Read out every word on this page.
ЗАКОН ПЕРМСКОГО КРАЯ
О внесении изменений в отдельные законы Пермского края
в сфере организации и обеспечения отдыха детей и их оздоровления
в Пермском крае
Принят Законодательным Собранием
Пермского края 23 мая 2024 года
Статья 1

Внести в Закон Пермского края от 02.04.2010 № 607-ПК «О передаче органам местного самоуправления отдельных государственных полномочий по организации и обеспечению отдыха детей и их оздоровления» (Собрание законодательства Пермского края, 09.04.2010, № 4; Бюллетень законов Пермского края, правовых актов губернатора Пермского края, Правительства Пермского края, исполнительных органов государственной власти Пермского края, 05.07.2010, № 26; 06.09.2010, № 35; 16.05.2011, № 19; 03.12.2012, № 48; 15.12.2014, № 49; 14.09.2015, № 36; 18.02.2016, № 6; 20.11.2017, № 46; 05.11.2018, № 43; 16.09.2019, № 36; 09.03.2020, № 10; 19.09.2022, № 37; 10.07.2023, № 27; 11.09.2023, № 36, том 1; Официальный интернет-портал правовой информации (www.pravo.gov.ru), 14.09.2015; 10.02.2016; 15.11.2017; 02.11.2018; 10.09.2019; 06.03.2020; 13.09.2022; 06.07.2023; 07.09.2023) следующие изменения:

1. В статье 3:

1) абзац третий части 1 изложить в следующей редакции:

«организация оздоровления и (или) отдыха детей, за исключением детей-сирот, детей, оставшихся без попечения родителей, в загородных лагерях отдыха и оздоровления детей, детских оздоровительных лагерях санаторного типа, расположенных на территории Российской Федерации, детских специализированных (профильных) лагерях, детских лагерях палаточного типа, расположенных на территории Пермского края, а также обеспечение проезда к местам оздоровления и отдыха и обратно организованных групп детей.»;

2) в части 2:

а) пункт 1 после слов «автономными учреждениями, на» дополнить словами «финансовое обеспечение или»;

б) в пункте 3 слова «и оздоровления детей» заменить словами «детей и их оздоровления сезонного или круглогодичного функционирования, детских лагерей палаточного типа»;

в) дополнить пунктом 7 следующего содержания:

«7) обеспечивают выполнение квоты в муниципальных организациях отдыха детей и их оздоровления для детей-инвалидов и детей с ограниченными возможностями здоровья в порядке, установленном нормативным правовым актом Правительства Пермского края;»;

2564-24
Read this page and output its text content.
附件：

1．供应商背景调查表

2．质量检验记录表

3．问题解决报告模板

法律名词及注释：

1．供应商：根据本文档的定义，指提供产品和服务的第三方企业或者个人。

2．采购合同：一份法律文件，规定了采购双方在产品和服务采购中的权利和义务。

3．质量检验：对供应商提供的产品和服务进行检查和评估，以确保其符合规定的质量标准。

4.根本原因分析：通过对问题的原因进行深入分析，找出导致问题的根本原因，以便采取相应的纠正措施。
........
**Direction**.
Reproduce all of the entries word for word.

**Solution to this problem**.
Read out every word on this page.
ЗАКОН ПЕРМСКОГО КРАЯ
О внесении изменений в отдельные законы Пермского края
в сфере организации и обеспечения отдыха детей и их оздоровления
в Пермском крае
Принят Законодательным Собранием
Пермского края 23 мая 2024 года
Статья 1

Внести в Закон Пермского края от 02.04.2010 № 607-ПК «О передаче органам местного самоуправления отдельных государственных полномочий по организации и обеспечению отдыха детей и их оздоровления» (Собрание законодательства Пермского края, 09.04.2010, № 4; Бюллетень законов Пермского края, правовых актов губернатора Пермского края, Правительства Пермского края, исполнительных органов государственной власти Пермского края, 05.07.2010, № 26; 06.09.2010, № 35; 16.05.2011, № 19; 03.12.2012, № 48; 15.12.2014, № 49; 14.09.2015, № 36; 18.02.2016, № 6; 20.11.2017, № 46; 05.11.2018, № 43; 16.09.2019, № 36; 09.03.2020, № 10; 19.09.2022, № 37; 10.07.2023, № 27; 11.09.2023, № 36, том 1; Официальный интернет-портал правовой информации (www.pravo.gov.ru), 14.09.2015; 10.02.2016; 15.11.2017; 02.11.2018; 10.09.2019; 06.03.2020; 13.09.2022; 06.07.2023; 07.09.2023) следующие изменения:

1. В статье 3:

1) абзац третий части 1 изложить в следующей редакции:

«организация оздоровления и (или) отдыха детей, за исключением детей-сирот, детей, оставшихся без попечения родителей, в загородных лагерях отдыха и оздоровления детей, детских оздоровительных лагерях санаторного типа, расположенных на территории Российской Федерации, детских специализированных (профильных) лагерях, детских лагерях палаточного типа, расположенных на территории Пермского края, а также обеспечение проезда к местам оздоровления и отдыха и обратно организованных групп детей.»;

2) в части 2:

а) пункт 1 после слов «автономными учреждениями, на» дополнить словами «финансовое обеспечение или»;

б) в пункте 3 слова «и оздоровления детей» заменить словами «детей и их оздоровления сезонного или круглогодичного функционирования, детских лагерей палаточного типа»;

в) дополнить пунктом 7 следующего содержания:

«7) обеспечивают выполнение квоты в муниципальных организациях отдыха детей и их оздоровления для детей-инвалидов и детей с ограниченными возможностями здоровья в порядке, установленном нормативным правовым актом Правительства Пермского края;»;

2564-24
Read this page and output its text content.
附件：

1．供应商背景调查表

2．质量检验记录表

3．问题解决报告模板

法律名词及注释：

1．供应商：根据本文档的定义，指提供产品和服务的第三方企业或者个人。

2．采购合同：一份法律文件，规定了采购双方在产品和服务采购中的权利和义务。

3．质量检验：对供应商提供的产品和服务进行检查和评估，以确保其符合规定的质量标准。

4.根本原因分析：通过对问题的原因进行深入分析，找出导致问题的根本原因，以便采取相应的纠正措施。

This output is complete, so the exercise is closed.